EXTRACT TO READ –
%%

Back in the days when I was in the process of re-inventing theano (!) I spent a lot of time thinking about how to represent control flow. I came to the conclusion that the graph corresponding to the inner function should be an input of the operator (so should the graph corresponding to the condition function in a while loop) and use placeholder nodes for the function parameters.

I wonder if we should start working on a larger design document for the Scan operator that also includes the changes in the user interface?

brandonwillard commented 2 years ago

Back in the days when I was in the process of re-inventing theano (!) I spent a lot of time thinking about how to represent control flow. I came to the conclusion that the graph corresponding to the inner function should be an input of the operator (so should the graph corresponding to the condition function in a while loop) and use placeholder nodes for the function parameters.

Yes, it's a very natural approach. The actual approach taken by Scan was probably just a seemingly convenient means of avoiding interactions and/or changes that might've involved the broader Theano graph framework.

I wonder if we should start working on a larger design document for the Scan operator that also includes the changes in the user interface?

We have the beginnings of one here that can be updated.

%%

Entries from a data collection –
%%

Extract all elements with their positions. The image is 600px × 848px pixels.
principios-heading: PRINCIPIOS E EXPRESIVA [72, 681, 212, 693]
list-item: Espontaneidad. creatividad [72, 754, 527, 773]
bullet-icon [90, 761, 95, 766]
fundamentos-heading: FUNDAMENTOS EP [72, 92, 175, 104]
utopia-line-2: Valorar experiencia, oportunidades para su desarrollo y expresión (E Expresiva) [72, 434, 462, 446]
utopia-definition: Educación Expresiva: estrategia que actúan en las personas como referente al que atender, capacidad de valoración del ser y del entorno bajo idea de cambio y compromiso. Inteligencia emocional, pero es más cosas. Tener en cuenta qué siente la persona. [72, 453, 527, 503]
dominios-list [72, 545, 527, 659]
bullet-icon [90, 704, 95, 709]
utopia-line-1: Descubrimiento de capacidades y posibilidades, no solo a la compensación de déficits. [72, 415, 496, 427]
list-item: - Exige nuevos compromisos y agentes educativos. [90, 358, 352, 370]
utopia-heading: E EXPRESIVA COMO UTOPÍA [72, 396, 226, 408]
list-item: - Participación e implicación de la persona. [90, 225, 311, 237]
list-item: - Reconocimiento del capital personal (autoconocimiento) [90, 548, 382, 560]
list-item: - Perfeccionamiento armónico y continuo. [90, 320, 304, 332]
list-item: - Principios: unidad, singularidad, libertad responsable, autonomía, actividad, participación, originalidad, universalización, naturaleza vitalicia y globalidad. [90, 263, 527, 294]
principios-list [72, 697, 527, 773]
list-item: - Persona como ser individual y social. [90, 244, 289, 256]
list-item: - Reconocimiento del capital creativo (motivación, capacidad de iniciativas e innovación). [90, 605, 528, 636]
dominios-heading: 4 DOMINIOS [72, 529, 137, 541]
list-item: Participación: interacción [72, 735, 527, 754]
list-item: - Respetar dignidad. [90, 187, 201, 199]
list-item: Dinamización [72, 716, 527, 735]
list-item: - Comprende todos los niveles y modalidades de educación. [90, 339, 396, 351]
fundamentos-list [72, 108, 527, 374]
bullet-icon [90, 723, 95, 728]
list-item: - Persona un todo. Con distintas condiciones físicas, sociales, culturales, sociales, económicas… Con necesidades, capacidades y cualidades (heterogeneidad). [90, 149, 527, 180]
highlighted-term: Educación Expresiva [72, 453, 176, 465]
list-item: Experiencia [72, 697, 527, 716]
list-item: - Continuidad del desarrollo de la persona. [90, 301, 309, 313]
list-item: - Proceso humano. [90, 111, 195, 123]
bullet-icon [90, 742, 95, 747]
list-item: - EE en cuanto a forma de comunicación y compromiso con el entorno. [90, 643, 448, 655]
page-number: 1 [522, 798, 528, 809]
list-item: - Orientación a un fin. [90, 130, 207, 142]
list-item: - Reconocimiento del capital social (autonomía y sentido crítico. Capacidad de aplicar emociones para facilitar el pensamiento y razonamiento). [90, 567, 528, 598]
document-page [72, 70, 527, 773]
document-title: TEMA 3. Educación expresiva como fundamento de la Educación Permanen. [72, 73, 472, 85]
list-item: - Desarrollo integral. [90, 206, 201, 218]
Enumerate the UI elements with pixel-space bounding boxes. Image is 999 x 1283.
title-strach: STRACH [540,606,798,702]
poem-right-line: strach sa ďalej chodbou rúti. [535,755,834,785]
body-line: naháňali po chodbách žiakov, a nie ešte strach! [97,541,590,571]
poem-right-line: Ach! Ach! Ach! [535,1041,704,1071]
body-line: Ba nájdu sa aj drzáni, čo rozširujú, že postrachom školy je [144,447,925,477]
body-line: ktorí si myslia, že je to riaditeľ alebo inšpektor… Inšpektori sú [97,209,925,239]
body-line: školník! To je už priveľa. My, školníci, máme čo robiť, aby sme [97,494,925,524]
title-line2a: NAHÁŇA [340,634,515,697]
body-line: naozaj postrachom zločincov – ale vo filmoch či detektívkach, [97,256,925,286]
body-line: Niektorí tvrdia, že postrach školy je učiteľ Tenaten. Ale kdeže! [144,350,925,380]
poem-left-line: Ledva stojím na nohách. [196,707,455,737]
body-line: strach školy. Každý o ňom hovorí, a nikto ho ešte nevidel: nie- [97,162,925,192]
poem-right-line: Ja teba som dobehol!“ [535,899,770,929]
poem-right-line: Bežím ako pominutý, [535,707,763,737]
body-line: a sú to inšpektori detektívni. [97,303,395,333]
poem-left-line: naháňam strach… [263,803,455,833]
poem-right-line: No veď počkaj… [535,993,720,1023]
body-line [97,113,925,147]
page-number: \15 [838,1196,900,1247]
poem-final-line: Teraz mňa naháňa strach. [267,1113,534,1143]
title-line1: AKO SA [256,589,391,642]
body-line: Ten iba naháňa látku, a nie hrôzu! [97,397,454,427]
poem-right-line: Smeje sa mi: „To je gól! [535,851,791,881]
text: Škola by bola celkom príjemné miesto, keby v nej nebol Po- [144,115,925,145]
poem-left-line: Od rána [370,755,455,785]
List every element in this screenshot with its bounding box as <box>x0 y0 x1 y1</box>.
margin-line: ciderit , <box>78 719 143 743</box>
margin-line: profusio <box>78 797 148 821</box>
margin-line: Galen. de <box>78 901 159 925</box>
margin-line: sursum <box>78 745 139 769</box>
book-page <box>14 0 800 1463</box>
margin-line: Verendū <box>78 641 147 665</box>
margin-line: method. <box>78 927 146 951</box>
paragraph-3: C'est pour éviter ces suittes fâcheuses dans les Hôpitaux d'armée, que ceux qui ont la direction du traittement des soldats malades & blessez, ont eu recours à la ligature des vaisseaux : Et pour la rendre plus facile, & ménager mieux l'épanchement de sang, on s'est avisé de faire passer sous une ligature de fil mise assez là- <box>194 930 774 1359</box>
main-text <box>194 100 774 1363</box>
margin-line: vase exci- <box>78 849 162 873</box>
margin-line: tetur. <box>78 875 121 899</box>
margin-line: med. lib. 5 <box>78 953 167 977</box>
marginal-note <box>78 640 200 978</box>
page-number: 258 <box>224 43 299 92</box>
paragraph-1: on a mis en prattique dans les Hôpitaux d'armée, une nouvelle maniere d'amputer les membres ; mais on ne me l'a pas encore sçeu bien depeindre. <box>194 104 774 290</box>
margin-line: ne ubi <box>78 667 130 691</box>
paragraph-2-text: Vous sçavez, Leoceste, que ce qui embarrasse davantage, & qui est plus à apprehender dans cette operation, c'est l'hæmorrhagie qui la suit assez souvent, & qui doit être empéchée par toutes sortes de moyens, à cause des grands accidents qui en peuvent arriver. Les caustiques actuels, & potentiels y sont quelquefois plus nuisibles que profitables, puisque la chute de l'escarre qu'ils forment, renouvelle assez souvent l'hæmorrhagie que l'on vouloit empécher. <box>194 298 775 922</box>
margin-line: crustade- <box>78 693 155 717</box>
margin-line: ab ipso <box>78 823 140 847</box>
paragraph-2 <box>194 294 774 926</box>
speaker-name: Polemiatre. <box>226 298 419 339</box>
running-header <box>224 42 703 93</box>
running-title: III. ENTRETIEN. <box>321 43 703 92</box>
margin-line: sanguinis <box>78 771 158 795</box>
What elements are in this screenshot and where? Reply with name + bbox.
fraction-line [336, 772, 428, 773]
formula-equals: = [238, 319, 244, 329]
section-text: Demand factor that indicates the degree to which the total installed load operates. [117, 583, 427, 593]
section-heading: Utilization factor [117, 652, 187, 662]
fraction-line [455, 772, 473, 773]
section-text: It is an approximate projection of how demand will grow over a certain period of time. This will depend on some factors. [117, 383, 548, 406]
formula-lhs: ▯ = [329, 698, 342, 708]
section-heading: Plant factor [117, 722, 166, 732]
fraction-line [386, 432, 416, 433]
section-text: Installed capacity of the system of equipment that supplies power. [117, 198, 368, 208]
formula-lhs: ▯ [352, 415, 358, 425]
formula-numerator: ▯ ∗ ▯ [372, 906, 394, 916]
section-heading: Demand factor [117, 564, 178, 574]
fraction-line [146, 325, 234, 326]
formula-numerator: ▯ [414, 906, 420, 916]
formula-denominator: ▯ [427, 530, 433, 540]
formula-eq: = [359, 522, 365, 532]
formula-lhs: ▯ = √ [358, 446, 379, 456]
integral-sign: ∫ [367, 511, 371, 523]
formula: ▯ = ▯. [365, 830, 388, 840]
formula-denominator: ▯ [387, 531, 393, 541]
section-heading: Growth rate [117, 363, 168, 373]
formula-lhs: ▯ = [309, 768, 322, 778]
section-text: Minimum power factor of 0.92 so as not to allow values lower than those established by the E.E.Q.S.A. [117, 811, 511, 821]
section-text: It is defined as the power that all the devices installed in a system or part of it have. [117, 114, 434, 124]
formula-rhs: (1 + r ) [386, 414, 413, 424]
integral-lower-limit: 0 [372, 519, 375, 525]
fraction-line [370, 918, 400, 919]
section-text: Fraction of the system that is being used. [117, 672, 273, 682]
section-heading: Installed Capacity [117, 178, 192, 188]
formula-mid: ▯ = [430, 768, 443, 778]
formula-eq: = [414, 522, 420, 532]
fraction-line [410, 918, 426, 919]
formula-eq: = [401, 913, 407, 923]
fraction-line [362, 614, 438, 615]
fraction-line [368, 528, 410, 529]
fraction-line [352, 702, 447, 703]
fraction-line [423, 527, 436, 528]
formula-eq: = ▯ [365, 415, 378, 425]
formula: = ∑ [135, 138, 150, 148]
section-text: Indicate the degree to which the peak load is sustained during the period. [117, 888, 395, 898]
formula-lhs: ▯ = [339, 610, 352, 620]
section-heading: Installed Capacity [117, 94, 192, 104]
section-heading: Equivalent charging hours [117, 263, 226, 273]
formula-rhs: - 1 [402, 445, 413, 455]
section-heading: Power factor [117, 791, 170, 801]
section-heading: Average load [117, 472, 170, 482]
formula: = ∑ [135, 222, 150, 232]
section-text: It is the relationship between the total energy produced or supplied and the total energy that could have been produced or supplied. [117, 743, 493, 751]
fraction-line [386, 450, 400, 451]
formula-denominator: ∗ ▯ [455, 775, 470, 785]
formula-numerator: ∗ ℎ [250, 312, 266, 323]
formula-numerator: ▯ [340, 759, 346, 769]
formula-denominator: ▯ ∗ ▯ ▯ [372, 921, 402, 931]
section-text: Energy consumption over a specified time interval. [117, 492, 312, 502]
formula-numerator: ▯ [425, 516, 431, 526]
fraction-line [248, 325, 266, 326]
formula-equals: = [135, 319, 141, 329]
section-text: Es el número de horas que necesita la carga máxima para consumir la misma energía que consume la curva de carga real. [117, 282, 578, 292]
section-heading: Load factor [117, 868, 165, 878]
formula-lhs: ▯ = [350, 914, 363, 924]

%%

WORK TASK – Return the comment thread about the Scan operator, reproducing every line of it word for word.

WRITTEN RESPONSE –
Back in the days when I was in the process of re-inventing theano (!) I spent a lot of time thinking about how to represent control flow. I came to the conclusion that the graph corresponding to the inner function should be an input of the operator (so should the graph corresponding to the condition function in a while loop) and use placeholder nodes for the function parameters.

I wonder if we should start working on a larger design document for the Scan operator that also includes the changes in the user interface?

brandonwillard commented 2 years ago

Back in the days when I was in the process of re-inventing theano (!) I spent a lot of time thinking about how to represent control flow. I came to the conclusion that the graph corresponding to the inner function should be an input of the operator (so should the graph corresponding to the condition function in a while loop) and use placeholder nodes for the function parameters.

Yes, it's a very natural approach. The actual approach taken by Scan was probably just a seemingly convenient means of avoiding interactions and/or changes that might've involved the broader Theano graph framework.

I wonder if we should start working on a larger design document for the Scan operator that also includes the changes in the user interface?

We have the beginnings of one here that can be updated.